[Begin DATA SHOWN]

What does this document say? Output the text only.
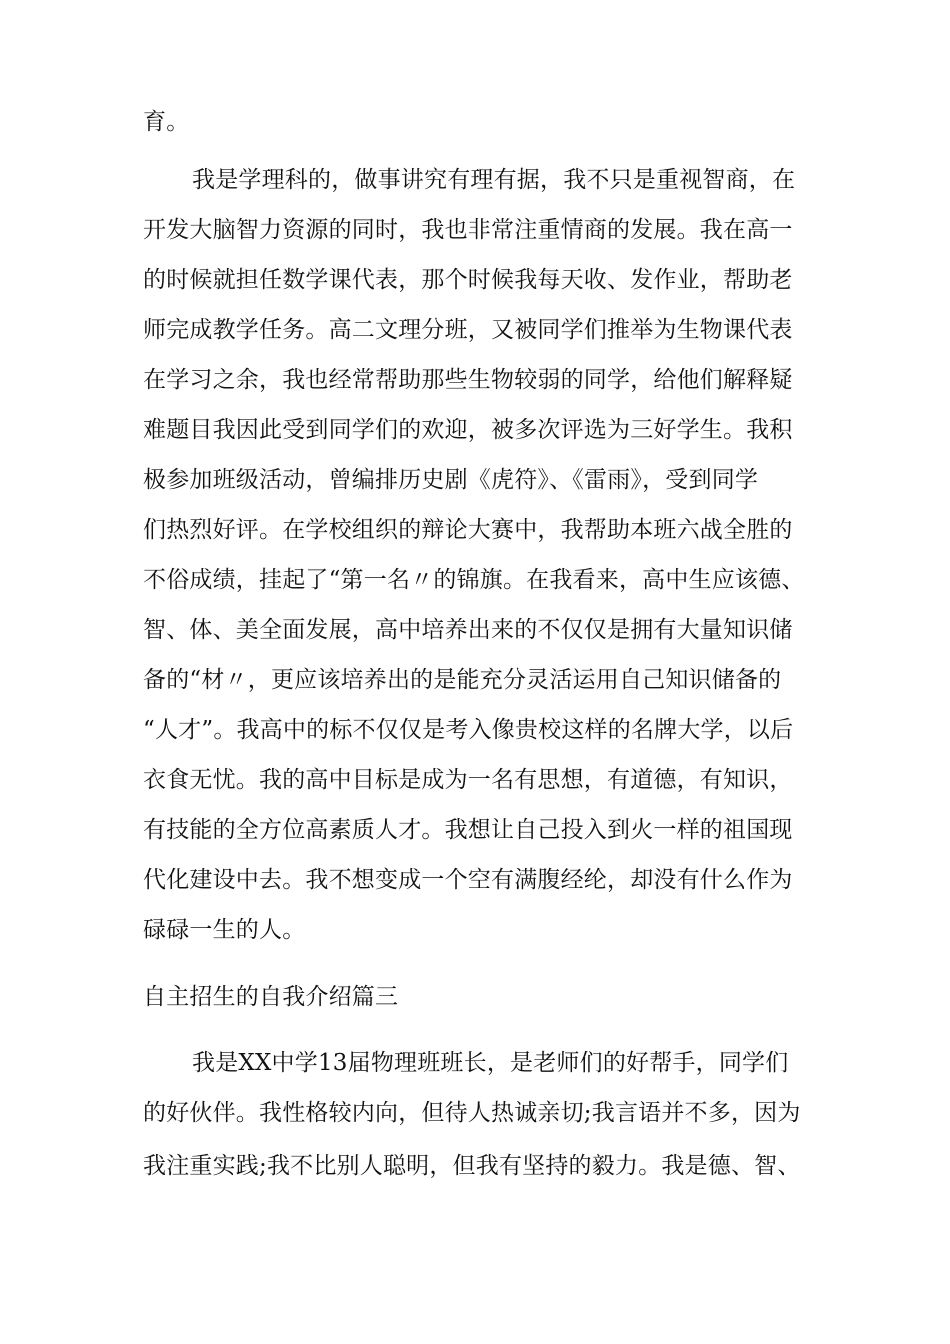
育。
我是学理科的，做事讲究有理有据，我不只是重视智商，在
开发大脑智力资源的同时，我也非常注重情商的发展。我在高一
的时候就担任数学课代表，那个时候我每天收、发作业，帮助老
师完成教学任务。高二文理分班，又被同学们推举为生物课代表
在学习之余，我也经常帮助那些生物较弱的同学，给他们解释疑
难题目我因此受到同学们的欢迎，被多次评选为三好学生。我积
极参加班级活动，曾编排历史剧《虎符》、《雷雨》，受到同学
们热烈好评。在学校组织的辩论大赛中，我帮助本班六战全胜的
不俗成绩，挂起了“第一名〃的锦旗。在我看来，高中生应该德、
智、体、美全面发展，高中培养出来的不仅仅是拥有大量知识储
备的“材〃，更应该培养出的是能充分灵活运用自己知识储备的
“人才”。我高中的标不仅仅是考入像贵校这样的名牌大学，以后
衣食无忧。我的高中目标是成为一名有思想，有道德，有知识，
有技能的全方位高素质人才。我想让自己投入到火一样的祖国现
代化建设中去。我不想变成一个空有满腹经纶，却没有什么作为
碌碌一生的人。
自主招生的自我介绍篇三
我是XX中学13届物理班班长，是老师们的好帮手，同学们
的好伙伴。我性格较内向，但待人热诚亲切;我言语并不多，因为
我注重实践;我不比别人聪明，但我有坚持的毅力。我是德、智、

[End DATA SHOWN]

§ **THE REQUEST**
Word for word, quote the full listing, omitting every picture.

§ **TASK SOLUTION**
What does this document say? Output the text only.
育。
我是学理科的，做事讲究有理有据，我不只是重视智商，在
开发大脑智力资源的同时，我也非常注重情商的发展。我在高一
的时候就担任数学课代表，那个时候我每天收、发作业，帮助老
师完成教学任务。高二文理分班，又被同学们推举为生物课代表
在学习之余，我也经常帮助那些生物较弱的同学，给他们解释疑
难题目我因此受到同学们的欢迎，被多次评选为三好学生。我积
极参加班级活动，曾编排历史剧《虎符》、《雷雨》，受到同学
们热烈好评。在学校组织的辩论大赛中，我帮助本班六战全胜的
不俗成绩，挂起了“第一名〃的锦旗。在我看来，高中生应该德、
智、体、美全面发展，高中培养出来的不仅仅是拥有大量知识储
备的“材〃，更应该培养出的是能充分灵活运用自己知识储备的
“人才”。我高中的标不仅仅是考入像贵校这样的名牌大学，以后
衣食无忧。我的高中目标是成为一名有思想，有道德，有知识，
有技能的全方位高素质人才。我想让自己投入到火一样的祖国现
代化建设中去。我不想变成一个空有满腹经纶，却没有什么作为
碌碌一生的人。
自主招生的自我介绍篇三
我是XX中学13届物理班班长，是老师们的好帮手，同学们
的好伙伴。我性格较内向，但待人热诚亲切;我言语并不多，因为
我注重实践;我不比别人聪明，但我有坚持的毅力。我是德、智、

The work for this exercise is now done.